(Data items)
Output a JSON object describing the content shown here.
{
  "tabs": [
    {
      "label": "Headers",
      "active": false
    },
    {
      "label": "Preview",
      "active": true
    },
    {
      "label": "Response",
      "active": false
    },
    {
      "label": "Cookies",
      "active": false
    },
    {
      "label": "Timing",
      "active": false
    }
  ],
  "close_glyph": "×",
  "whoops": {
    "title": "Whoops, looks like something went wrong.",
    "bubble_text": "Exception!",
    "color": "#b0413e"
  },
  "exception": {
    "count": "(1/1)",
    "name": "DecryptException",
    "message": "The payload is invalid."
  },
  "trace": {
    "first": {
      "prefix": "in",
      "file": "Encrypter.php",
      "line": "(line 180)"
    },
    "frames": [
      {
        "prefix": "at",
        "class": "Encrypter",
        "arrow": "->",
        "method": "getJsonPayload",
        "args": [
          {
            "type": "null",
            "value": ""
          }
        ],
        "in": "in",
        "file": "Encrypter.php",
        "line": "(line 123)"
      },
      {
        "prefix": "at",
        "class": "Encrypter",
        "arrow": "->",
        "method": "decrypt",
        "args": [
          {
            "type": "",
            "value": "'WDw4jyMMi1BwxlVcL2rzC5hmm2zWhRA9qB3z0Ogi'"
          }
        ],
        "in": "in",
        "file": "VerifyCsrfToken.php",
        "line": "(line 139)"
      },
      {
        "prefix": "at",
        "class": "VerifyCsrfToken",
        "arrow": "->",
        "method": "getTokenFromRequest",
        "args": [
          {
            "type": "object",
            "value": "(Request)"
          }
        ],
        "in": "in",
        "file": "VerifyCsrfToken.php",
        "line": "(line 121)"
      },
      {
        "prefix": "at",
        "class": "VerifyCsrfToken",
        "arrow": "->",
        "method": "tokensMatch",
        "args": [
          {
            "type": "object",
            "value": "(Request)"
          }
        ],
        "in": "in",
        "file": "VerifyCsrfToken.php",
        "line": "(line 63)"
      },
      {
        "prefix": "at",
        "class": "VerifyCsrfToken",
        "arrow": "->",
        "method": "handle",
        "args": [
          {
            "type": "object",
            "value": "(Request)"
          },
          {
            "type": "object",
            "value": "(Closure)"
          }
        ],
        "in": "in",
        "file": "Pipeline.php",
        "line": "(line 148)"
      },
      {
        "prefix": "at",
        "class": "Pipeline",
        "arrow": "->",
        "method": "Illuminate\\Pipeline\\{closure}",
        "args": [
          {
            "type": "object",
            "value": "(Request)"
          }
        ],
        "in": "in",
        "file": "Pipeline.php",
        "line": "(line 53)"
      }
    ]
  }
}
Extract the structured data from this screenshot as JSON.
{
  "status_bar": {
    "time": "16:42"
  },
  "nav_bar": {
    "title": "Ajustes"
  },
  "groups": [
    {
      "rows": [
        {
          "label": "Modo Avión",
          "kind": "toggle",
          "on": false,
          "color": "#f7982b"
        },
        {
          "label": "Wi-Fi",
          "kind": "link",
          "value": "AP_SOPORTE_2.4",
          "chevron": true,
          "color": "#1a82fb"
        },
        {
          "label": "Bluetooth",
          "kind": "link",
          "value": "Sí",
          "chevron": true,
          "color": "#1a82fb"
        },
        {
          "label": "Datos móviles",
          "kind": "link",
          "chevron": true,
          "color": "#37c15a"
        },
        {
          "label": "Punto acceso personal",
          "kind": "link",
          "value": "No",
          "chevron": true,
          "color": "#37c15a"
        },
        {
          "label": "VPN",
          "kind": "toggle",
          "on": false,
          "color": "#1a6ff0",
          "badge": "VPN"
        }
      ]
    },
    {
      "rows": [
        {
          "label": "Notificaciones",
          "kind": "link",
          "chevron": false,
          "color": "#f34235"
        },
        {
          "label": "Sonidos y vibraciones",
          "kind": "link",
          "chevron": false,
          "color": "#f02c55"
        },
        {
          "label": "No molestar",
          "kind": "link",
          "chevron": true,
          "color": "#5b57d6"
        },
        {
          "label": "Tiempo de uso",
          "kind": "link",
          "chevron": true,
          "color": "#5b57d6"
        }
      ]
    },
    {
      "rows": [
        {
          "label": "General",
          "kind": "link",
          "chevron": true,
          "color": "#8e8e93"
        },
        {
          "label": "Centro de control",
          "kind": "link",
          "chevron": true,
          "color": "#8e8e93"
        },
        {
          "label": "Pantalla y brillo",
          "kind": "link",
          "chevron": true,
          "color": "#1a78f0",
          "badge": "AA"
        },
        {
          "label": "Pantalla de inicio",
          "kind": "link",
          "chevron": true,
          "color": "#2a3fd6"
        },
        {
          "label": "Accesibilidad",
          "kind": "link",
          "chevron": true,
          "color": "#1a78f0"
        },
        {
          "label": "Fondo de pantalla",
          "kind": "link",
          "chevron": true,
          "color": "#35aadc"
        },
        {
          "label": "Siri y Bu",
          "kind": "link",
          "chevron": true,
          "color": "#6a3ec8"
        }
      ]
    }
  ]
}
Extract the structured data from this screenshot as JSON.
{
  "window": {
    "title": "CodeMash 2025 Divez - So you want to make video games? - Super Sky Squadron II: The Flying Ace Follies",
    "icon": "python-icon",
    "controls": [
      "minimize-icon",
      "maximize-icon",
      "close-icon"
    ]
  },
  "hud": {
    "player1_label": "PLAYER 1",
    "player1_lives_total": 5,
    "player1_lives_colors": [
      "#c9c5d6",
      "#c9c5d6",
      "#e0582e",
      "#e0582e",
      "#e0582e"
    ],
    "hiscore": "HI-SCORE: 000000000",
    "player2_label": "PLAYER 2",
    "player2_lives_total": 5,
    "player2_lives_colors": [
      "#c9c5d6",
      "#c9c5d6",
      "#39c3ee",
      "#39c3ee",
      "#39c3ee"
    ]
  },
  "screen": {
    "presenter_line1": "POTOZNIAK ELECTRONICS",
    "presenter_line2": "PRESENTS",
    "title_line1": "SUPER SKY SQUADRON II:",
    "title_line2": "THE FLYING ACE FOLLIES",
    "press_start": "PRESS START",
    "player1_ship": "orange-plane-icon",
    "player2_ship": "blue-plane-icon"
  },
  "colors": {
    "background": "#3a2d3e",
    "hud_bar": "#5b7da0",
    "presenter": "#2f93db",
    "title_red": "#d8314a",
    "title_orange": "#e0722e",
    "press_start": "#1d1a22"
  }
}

Set exercise.
Print out the whole listing exactly as it appears.

Output for this task.
Output a JSON object describing the content shown here.
{
  "tabs": [
    {
      "label": "Headers",
      "active": false
    },
    {
      "label": "Preview",
      "active": true
    },
    {
      "label": "Response",
      "active": false
    },
    {
      "label": "Cookies",
      "active": false
    },
    {
      "label": "Timing",
      "active": false
    }
  ],
  "close_glyph": "×",
  "whoops": {
    "title": "Whoops, looks like something went wrong.",
    "bubble_text": "Exception!",
    "color": "#b0413e"
  },
  "exception": {
    "count": "(1/1)",
    "name": "DecryptException",
    "message": "The payload is invalid."
  },
  "trace": {
    "first": {
      "prefix": "in",
      "file": "Encrypter.php",
      "line": "(line 180)"
    },
    "frames": [
      {
        "prefix": "at",
        "class": "Encrypter",
        "arrow": "->",
        "method": "getJsonPayload",
        "args": [
          {
            "type": "null",
            "value": ""
          }
        ],
        "in": "in",
        "file": "Encrypter.php",
        "line": "(line 123)"
      },
      {
        "prefix": "at",
        "class": "Encrypter",
        "arrow": "->",
        "method": "decrypt",
        "args": [
          {
            "type": "",
            "value": "'WDw4jyMMi1BwxlVcL2rzC5hmm2zWhRA9qB3z0Ogi'"
          }
        ],
        "in": "in",
        "file": "VerifyCsrfToken.php",
        "line": "(line 139)"
      },
      {
        "prefix": "at",
        "class": "VerifyCsrfToken",
        "arrow": "->",
        "method": "getTokenFromRequest",
        "args": [
          {
            "type": "object",
            "value": "(Request)"
          }
        ],
        "in": "in",
        "file": "VerifyCsrfToken.php",
        "line": "(line 121)"
      },
      {
        "prefix": "at",
        "class": "VerifyCsrfToken",
        "arrow": "->",
        "method": "tokensMatch",
        "args": [
          {
            "type": "object",
            "value": "(Request)"
          }
        ],
        "in": "in",
        "file": "VerifyCsrfToken.php",
        "line": "(line 63)"
      },
      {
        "prefix": "at",
        "class": "VerifyCsrfToken",
        "arrow": "->",
        "method": "handle",
        "args": [
          {
            "type": "object",
            "value": "(Request)"
          },
          {
            "type": "object",
            "value": "(Closure)"
          }
        ],
        "in": "in",
        "file": "Pipeline.php",
        "line": "(line 148)"
      },
      {
        "prefix": "at",
        "class": "Pipeline",
        "arrow": "->",
        "method": "Illuminate\\Pipeline\\{closure}",
        "args": [
          {
            "type": "object",
            "value": "(Request)"
          }
        ],
        "in": "in",
        "file": "Pipeline.php",
        "line": "(line 53)"
      }
    ]
  }
}
Extract the structured data from this screenshot as JSON.
{
  "status_bar": {
    "time": "16:42"
  },
  "nav_bar": {
    "title": "Ajustes"
  },
  "groups": [
    {
      "rows": [
        {
          "label": "Modo Avión",
          "kind": "toggle",
          "on": false,
          "color": "#f7982b"
        },
        {
          "label": "Wi-Fi",
          "kind": "link",
          "value": "AP_SOPORTE_2.4",
          "chevron": true,
          "color": "#1a82fb"
        },
        {
          "label": "Bluetooth",
          "kind": "link",
          "value": "Sí",
          "chevron": true,
          "color": "#1a82fb"
        },
        {
          "label": "Datos móviles",
          "kind": "link",
          "chevron": true,
          "color": "#37c15a"
        },
        {
          "label": "Punto acceso personal",
          "kind": "link",
          "value": "No",
          "chevron": true,
          "color": "#37c15a"
        },
        {
          "label": "VPN",
          "kind": "toggle",
          "on": false,
          "color": "#1a6ff0",
          "badge": "VPN"
        }
      ]
    },
    {
      "rows": [
        {
          "label": "Notificaciones",
          "kind": "link",
          "chevron": false,
          "color": "#f34235"
        },
        {
          "label": "Sonidos y vibraciones",
          "kind": "link",
          "chevron": false,
          "color": "#f02c55"
        },
        {
          "label": "No molestar",
          "kind": "link",
          "chevron": true,
          "color": "#5b57d6"
        },
        {
          "label": "Tiempo de uso",
          "kind": "link",
          "chevron": true,
          "color": "#5b57d6"
        }
      ]
    },
    {
      "rows": [
        {
          "label": "General",
          "kind": "link",
          "chevron": true,
          "color": "#8e8e93"
        },
        {
          "label": "Centro de control",
          "kind": "link",
          "chevron": true,
          "color": "#8e8e93"
        },
        {
          "label": "Pantalla y brillo",
          "kind": "link",
          "chevron": true,
          "color": "#1a78f0",
          "badge": "AA"
        },
        {
          "label": "Pantalla de inicio",
          "kind": "link",
          "chevron": true,
          "color": "#2a3fd6"
        },
        {
          "label": "Accesibilidad",
          "kind": "link",
          "chevron": true,
          "color": "#1a78f0"
        },
        {
          "label": "Fondo de pantalla",
          "kind": "link",
          "chevron": true,
          "color": "#35aadc"
        },
        {
          "label": "Siri y Bu",
          "kind": "link",
          "chevron": true,
          "color": "#6a3ec8"
        }
      ]
    }
  ]
}
Extract the structured data from this screenshot as JSON.
{
  "window": {
    "title": "CodeMash 2025 Divez - So you want to make video games? - Super Sky Squadron II: The Flying Ace Follies",
    "icon": "python-icon",
    "controls": [
      "minimize-icon",
      "maximize-icon",
      "close-icon"
    ]
  },
  "hud": {
    "player1_label": "PLAYER 1",
    "player1_lives_total": 5,
    "player1_lives_colors": [
      "#c9c5d6",
      "#c9c5d6",
      "#e0582e",
      "#e0582e",
      "#e0582e"
    ],
    "hiscore": "HI-SCORE: 000000000",
    "player2_label": "PLAYER 2",
    "player2_lives_total": 5,
    "player2_lives_colors": [
      "#c9c5d6",
      "#c9c5d6",
      "#39c3ee",
      "#39c3ee",
      "#39c3ee"
    ]
  },
  "screen": {
    "presenter_line1": "POTOZNIAK ELECTRONICS",
    "presenter_line2": "PRESENTS",
    "title_line1": "SUPER SKY SQUADRON II:",
    "title_line2": "THE FLYING ACE FOLLIES",
    "press_start": "PRESS START",
    "player1_ship": "orange-plane-icon",
    "player2_ship": "blue-plane-icon"
  },
  "colors": {
    "background": "#3a2d3e",
    "hud_bar": "#5b7da0",
    "presenter": "#2f93db",
    "title_red": "#d8314a",
    "title_orange": "#e0722e",
    "press_start": "#1d1a22"
  }
}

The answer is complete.